Chart and figure data:
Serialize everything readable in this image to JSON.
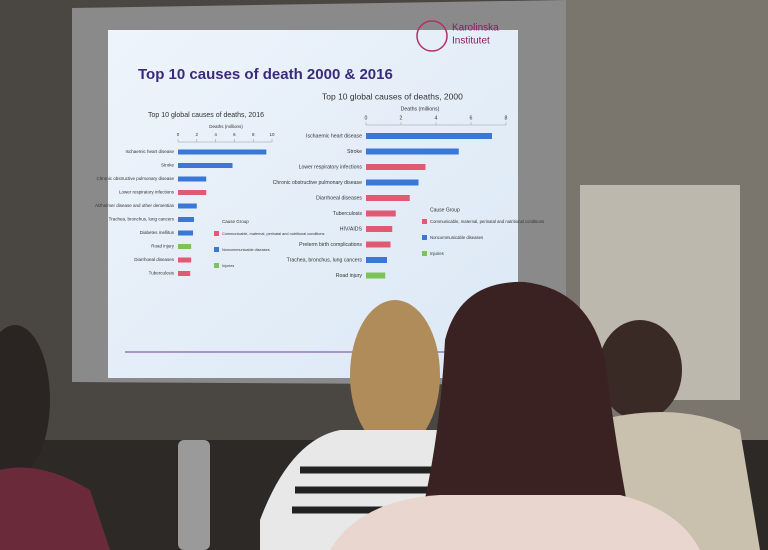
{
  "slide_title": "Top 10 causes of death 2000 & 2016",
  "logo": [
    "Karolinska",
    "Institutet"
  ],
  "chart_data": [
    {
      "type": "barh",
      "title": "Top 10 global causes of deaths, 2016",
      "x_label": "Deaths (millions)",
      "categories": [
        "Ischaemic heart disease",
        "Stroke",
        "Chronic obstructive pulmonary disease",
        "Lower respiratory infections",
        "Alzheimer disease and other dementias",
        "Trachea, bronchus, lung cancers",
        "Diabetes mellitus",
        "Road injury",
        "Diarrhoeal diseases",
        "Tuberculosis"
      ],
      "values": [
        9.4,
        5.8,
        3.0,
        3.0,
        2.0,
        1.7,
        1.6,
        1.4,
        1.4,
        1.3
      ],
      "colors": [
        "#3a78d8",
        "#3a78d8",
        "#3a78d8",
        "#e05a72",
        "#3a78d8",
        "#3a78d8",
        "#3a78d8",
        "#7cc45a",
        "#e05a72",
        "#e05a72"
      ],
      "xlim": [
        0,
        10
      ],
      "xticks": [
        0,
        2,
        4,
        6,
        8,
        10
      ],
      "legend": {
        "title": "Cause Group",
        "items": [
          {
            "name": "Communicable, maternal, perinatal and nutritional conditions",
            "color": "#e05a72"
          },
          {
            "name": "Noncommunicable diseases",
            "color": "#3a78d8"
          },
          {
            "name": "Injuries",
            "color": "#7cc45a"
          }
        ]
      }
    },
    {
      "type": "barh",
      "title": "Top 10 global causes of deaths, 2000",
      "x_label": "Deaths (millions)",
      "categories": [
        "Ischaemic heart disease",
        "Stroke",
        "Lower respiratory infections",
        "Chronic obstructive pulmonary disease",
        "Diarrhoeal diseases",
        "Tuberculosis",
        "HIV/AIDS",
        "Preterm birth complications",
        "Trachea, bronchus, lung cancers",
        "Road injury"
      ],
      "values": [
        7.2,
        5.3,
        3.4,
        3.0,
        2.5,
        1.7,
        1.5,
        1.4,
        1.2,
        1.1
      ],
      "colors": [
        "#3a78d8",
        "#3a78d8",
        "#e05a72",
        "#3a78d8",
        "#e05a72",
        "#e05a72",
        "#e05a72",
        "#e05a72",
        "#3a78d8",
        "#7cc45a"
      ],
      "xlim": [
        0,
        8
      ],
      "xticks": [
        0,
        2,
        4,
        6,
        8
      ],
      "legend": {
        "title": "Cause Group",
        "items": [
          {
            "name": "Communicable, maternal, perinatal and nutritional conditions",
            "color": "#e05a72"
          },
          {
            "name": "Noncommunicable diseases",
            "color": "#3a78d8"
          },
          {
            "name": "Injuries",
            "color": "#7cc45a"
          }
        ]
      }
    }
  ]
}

• _WRITTEN PROBLEM_:
Print all of the entries word for word. Omit the pictures they contain.

• _RESPONSE_:
Serialize everything readable in this image to JSON.
{
  "slide_title": "Top 10 causes of death 2000 & 2016",
  "logo": [
    "Karolinska",
    "Institutet"
  ],
  "chart_data": [
    {
      "type": "barh",
      "title": "Top 10 global causes of deaths, 2016",
      "x_label": "Deaths (millions)",
      "categories": [
        "Ischaemic heart disease",
        "Stroke",
        "Chronic obstructive pulmonary disease",
        "Lower respiratory infections",
        "Alzheimer disease and other dementias",
        "Trachea, bronchus, lung cancers",
        "Diabetes mellitus",
        "Road injury",
        "Diarrhoeal diseases",
        "Tuberculosis"
      ],
      "values": [
        9.4,
        5.8,
        3.0,
        3.0,
        2.0,
        1.7,
        1.6,
        1.4,
        1.4,
        1.3
      ],
      "colors": [
        "#3a78d8",
        "#3a78d8",
        "#3a78d8",
        "#e05a72",
        "#3a78d8",
        "#3a78d8",
        "#3a78d8",
        "#7cc45a",
        "#e05a72",
        "#e05a72"
      ],
      "xlim": [
        0,
        10
      ],
      "xticks": [
        0,
        2,
        4,
        6,
        8,
        10
      ],
      "legend": {
        "title": "Cause Group",
        "items": [
          {
            "name": "Communicable, maternal, perinatal and nutritional conditions",
            "color": "#e05a72"
          },
          {
            "name": "Noncommunicable diseases",
            "color": "#3a78d8"
          },
          {
            "name": "Injuries",
            "color": "#7cc45a"
          }
        ]
      }
    },
    {
      "type": "barh",
      "title": "Top 10 global causes of deaths, 2000",
      "x_label": "Deaths (millions)",
      "categories": [
        "Ischaemic heart disease",
        "Stroke",
        "Lower respiratory infections",
        "Chronic obstructive pulmonary disease",
        "Diarrhoeal diseases",
        "Tuberculosis",
        "HIV/AIDS",
        "Preterm birth complications",
        "Trachea, bronchus, lung cancers",
        "Road injury"
      ],
      "values": [
        7.2,
        5.3,
        3.4,
        3.0,
        2.5,
        1.7,
        1.5,
        1.4,
        1.2,
        1.1
      ],
      "colors": [
        "#3a78d8",
        "#3a78d8",
        "#e05a72",
        "#3a78d8",
        "#e05a72",
        "#e05a72",
        "#e05a72",
        "#e05a72",
        "#3a78d8",
        "#7cc45a"
      ],
      "xlim": [
        0,
        8
      ],
      "xticks": [
        0,
        2,
        4,
        6,
        8
      ],
      "legend": {
        "title": "Cause Group",
        "items": [
          {
            "name": "Communicable, maternal, perinatal and nutritional conditions",
            "color": "#e05a72"
          },
          {
            "name": "Noncommunicable diseases",
            "color": "#3a78d8"
          },
          {
            "name": "Injuries",
            "color": "#7cc45a"
          }
        ]
      }
    }
  ]
}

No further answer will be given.